> What the task asks
Each line below that contains "Ворсклы" counts once; report the total and nothing more.

> Records provided
----------------

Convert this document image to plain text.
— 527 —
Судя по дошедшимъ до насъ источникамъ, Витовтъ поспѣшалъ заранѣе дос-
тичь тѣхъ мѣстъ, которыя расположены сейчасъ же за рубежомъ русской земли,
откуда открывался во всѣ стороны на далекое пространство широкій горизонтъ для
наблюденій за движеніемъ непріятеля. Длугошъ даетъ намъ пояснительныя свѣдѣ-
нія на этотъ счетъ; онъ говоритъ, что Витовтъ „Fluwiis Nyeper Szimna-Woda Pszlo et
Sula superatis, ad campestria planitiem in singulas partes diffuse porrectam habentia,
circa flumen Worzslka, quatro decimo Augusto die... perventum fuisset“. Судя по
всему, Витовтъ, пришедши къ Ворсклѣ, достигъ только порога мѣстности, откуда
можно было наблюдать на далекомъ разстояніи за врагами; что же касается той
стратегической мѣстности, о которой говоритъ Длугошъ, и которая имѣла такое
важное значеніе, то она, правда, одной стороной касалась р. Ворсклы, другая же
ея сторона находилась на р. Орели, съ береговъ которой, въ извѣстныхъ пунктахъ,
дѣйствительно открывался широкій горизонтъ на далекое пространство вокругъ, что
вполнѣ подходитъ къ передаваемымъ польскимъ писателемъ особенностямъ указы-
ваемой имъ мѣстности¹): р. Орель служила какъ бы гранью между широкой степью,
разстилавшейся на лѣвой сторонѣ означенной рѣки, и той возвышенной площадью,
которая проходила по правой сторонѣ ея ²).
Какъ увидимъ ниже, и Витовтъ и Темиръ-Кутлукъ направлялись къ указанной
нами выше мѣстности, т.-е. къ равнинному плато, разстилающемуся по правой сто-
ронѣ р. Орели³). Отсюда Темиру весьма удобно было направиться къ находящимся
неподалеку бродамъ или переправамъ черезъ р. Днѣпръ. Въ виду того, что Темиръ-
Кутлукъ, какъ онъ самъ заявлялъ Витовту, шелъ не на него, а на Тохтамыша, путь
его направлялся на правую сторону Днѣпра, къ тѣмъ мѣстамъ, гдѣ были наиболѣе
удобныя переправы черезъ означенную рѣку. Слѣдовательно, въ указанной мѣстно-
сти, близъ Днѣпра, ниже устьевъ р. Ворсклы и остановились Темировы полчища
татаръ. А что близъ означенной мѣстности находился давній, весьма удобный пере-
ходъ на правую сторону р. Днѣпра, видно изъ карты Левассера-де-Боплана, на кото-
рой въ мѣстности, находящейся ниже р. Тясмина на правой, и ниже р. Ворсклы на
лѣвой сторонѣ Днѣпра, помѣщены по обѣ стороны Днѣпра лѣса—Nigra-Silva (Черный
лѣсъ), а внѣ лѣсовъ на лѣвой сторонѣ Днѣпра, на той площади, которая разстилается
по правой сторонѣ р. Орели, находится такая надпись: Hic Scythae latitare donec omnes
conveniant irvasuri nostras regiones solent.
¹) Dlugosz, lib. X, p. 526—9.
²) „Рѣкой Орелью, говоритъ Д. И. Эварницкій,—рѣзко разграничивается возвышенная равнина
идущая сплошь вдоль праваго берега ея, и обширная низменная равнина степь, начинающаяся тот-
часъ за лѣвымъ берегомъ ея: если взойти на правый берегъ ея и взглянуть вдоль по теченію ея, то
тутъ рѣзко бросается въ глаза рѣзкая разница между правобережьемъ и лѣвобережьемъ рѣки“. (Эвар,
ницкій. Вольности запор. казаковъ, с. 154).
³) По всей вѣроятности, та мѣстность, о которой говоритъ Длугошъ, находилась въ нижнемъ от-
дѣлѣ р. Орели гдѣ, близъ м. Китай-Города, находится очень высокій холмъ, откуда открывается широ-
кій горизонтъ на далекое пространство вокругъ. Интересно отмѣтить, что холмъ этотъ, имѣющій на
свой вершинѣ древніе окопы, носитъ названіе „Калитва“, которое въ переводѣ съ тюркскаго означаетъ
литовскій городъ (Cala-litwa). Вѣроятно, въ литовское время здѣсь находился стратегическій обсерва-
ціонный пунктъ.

----------------

> Solution
3